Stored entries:
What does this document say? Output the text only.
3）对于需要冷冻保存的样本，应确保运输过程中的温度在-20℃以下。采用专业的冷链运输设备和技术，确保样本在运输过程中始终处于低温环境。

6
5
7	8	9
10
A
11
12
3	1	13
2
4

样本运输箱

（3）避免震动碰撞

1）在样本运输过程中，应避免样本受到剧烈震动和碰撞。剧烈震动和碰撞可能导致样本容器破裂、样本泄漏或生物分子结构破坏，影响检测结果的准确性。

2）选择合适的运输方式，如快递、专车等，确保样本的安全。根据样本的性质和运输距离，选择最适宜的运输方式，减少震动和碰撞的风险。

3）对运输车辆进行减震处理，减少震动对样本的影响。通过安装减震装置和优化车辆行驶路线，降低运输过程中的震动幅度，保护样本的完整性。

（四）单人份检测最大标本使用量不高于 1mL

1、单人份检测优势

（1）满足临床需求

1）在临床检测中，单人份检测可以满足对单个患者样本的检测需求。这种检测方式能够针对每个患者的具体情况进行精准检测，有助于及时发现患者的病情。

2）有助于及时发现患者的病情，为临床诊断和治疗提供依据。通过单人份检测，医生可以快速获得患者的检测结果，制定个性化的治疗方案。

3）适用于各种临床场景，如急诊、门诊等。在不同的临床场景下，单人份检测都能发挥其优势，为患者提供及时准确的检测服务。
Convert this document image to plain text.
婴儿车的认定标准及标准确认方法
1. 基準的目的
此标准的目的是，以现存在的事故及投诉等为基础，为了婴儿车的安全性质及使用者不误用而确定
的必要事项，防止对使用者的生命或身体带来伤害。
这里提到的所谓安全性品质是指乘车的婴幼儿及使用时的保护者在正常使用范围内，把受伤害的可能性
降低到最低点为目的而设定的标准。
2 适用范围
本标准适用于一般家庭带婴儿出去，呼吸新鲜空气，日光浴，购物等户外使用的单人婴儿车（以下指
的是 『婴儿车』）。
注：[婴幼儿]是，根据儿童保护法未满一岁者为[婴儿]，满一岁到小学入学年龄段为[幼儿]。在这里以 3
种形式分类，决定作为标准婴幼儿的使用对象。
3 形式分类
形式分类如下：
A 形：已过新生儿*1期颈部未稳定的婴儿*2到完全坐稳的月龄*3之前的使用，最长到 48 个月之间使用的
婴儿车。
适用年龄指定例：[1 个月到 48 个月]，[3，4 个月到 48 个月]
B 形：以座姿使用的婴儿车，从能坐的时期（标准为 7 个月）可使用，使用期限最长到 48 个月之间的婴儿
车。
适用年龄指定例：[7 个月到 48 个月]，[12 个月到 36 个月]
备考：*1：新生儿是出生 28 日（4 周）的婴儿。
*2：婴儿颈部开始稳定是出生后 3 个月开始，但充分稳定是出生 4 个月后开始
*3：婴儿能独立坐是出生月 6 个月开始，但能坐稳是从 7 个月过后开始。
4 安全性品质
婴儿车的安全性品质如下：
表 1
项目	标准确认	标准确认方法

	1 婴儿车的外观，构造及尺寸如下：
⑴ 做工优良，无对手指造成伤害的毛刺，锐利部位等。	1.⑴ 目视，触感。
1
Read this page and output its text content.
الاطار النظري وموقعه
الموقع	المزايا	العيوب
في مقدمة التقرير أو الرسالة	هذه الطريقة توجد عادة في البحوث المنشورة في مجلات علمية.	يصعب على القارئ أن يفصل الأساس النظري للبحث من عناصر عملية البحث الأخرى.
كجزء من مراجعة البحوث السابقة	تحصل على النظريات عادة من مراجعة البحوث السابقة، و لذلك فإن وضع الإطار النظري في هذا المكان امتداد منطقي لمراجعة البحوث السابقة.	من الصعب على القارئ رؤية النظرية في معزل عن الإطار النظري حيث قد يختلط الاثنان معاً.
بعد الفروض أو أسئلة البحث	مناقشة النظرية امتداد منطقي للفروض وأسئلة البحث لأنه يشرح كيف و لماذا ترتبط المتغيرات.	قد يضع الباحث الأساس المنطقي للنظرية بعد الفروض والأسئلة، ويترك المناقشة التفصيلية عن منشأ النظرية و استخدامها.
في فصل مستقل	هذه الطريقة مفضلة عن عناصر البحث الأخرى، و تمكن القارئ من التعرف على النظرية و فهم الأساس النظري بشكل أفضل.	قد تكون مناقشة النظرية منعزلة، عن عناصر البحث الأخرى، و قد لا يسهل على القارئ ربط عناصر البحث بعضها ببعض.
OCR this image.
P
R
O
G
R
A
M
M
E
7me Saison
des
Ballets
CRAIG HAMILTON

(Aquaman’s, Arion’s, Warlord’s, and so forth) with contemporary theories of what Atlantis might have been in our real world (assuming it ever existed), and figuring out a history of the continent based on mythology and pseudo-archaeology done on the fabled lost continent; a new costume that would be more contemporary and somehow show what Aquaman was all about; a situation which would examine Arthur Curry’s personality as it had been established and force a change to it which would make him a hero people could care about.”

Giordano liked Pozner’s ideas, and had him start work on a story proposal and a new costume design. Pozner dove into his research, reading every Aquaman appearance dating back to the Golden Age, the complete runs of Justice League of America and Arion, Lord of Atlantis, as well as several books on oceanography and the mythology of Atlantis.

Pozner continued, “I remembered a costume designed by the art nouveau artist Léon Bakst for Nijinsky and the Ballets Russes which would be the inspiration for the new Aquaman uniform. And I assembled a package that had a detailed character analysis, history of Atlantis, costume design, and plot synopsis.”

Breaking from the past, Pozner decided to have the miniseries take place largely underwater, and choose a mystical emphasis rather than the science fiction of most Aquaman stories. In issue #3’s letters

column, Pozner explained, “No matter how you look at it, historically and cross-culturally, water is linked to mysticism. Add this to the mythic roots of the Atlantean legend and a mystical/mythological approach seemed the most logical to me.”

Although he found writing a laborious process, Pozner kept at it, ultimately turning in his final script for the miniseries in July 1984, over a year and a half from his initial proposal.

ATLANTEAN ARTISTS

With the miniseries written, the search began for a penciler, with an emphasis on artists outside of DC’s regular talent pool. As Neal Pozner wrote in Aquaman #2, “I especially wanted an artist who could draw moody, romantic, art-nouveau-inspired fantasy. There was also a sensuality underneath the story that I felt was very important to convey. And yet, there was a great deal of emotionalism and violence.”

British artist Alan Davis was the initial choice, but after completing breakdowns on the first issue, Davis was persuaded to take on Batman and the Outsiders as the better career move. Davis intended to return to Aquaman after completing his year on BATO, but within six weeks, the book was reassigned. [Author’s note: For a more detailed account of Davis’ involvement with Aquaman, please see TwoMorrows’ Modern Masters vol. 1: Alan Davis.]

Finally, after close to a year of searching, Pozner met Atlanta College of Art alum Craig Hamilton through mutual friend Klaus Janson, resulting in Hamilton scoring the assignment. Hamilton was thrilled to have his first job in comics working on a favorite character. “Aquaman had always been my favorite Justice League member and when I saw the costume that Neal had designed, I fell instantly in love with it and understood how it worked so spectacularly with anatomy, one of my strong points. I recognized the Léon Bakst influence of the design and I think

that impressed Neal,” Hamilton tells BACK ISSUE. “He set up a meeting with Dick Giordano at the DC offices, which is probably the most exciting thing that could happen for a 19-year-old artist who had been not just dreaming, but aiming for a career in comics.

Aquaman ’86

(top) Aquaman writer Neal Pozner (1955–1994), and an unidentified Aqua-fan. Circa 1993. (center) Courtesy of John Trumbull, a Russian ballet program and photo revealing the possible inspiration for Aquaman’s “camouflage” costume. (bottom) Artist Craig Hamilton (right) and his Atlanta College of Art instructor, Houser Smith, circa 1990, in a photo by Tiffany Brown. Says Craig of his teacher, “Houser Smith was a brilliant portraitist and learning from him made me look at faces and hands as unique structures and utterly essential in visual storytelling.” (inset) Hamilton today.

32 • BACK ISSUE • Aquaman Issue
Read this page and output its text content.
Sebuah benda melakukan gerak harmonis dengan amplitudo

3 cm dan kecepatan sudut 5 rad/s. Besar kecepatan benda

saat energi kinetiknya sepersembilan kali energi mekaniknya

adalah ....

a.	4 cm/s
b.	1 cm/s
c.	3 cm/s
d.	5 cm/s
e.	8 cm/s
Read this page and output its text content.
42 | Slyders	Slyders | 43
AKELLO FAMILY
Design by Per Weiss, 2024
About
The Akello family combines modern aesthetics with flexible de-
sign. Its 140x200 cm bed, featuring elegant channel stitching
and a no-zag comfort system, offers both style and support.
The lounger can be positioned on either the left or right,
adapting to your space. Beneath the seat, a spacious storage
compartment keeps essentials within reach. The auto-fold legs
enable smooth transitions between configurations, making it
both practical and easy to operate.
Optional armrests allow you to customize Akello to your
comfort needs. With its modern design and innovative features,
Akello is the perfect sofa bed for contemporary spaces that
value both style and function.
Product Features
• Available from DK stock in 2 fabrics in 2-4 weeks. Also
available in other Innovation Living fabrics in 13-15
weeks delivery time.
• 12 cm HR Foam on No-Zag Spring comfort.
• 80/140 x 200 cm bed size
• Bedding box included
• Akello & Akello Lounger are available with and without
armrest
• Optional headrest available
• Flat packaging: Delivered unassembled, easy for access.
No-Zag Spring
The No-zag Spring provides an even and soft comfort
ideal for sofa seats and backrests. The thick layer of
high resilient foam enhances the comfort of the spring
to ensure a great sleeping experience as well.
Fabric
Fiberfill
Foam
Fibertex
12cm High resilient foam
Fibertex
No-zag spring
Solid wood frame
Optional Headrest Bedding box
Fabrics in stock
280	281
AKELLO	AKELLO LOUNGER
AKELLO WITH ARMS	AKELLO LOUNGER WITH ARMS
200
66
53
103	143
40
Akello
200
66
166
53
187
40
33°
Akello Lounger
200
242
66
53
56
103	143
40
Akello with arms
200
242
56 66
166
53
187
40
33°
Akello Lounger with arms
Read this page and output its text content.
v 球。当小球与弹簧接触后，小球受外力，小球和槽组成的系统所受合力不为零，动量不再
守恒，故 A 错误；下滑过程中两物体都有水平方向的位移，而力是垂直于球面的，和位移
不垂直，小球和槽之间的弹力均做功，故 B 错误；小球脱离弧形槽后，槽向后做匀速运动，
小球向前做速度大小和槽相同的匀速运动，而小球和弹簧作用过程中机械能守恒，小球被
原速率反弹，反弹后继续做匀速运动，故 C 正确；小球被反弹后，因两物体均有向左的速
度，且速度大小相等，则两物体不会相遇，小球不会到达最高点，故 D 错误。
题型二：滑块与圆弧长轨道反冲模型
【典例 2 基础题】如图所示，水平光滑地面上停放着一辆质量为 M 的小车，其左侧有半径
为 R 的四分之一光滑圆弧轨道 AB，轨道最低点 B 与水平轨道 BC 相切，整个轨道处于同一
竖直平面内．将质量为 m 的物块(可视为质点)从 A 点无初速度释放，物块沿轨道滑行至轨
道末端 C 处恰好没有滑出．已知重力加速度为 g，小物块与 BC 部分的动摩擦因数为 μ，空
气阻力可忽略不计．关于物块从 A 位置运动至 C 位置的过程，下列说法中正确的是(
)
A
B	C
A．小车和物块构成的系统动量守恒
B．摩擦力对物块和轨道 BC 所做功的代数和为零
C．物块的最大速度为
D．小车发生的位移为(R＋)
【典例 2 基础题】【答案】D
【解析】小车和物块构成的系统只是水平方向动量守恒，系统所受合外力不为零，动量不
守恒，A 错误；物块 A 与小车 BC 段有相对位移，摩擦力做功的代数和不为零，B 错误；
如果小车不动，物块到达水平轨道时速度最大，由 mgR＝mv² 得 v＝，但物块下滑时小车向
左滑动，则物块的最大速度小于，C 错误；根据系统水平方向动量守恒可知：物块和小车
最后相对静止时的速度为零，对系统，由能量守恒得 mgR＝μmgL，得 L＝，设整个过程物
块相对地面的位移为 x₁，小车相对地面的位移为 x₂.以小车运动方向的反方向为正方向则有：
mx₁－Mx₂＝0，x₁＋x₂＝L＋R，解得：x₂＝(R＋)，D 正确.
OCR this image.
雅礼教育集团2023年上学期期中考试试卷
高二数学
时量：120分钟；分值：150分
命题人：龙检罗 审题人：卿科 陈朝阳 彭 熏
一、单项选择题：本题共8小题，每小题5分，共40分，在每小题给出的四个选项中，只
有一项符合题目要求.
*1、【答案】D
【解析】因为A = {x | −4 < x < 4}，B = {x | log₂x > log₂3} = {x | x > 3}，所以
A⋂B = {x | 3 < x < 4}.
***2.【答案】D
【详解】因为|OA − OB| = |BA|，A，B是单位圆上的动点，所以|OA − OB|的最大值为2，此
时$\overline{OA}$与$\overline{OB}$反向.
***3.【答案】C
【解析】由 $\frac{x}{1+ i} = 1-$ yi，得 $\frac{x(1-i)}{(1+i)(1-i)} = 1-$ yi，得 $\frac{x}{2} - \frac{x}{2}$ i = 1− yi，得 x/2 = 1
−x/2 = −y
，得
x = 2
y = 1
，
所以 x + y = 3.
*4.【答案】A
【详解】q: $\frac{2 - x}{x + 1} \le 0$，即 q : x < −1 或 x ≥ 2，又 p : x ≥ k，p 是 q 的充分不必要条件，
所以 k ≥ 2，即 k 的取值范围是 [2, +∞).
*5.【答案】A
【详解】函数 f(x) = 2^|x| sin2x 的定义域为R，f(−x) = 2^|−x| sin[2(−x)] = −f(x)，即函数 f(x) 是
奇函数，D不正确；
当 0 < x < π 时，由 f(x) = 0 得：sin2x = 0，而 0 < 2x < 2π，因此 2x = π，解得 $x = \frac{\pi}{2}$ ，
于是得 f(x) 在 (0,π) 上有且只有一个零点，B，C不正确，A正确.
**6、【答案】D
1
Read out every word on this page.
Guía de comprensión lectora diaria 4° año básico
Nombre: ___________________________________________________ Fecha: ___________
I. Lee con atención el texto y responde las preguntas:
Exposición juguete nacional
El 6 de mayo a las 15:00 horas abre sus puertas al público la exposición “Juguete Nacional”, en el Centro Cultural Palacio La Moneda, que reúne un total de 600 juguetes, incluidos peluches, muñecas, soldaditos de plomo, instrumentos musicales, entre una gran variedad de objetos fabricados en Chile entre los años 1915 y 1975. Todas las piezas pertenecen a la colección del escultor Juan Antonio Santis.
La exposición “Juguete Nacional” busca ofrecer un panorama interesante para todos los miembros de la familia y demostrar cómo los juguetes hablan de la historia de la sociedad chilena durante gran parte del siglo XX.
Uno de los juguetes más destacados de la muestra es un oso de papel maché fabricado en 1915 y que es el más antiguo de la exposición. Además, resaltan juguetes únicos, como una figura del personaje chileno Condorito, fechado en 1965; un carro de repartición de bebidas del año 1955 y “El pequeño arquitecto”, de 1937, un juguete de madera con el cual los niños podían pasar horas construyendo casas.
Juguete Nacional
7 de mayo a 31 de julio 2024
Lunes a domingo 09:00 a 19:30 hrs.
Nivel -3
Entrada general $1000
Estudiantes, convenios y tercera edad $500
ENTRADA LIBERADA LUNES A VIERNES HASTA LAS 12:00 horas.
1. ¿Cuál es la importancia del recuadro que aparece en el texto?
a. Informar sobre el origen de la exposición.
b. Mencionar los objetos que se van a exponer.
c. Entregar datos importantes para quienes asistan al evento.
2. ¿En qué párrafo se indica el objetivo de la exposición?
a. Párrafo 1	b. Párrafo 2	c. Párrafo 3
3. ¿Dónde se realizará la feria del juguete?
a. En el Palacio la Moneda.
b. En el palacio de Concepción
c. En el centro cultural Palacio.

GIVEN EXERCISE:
Provide only the count of lines in the material above that hold the word "امتداد".

ANSWER:
2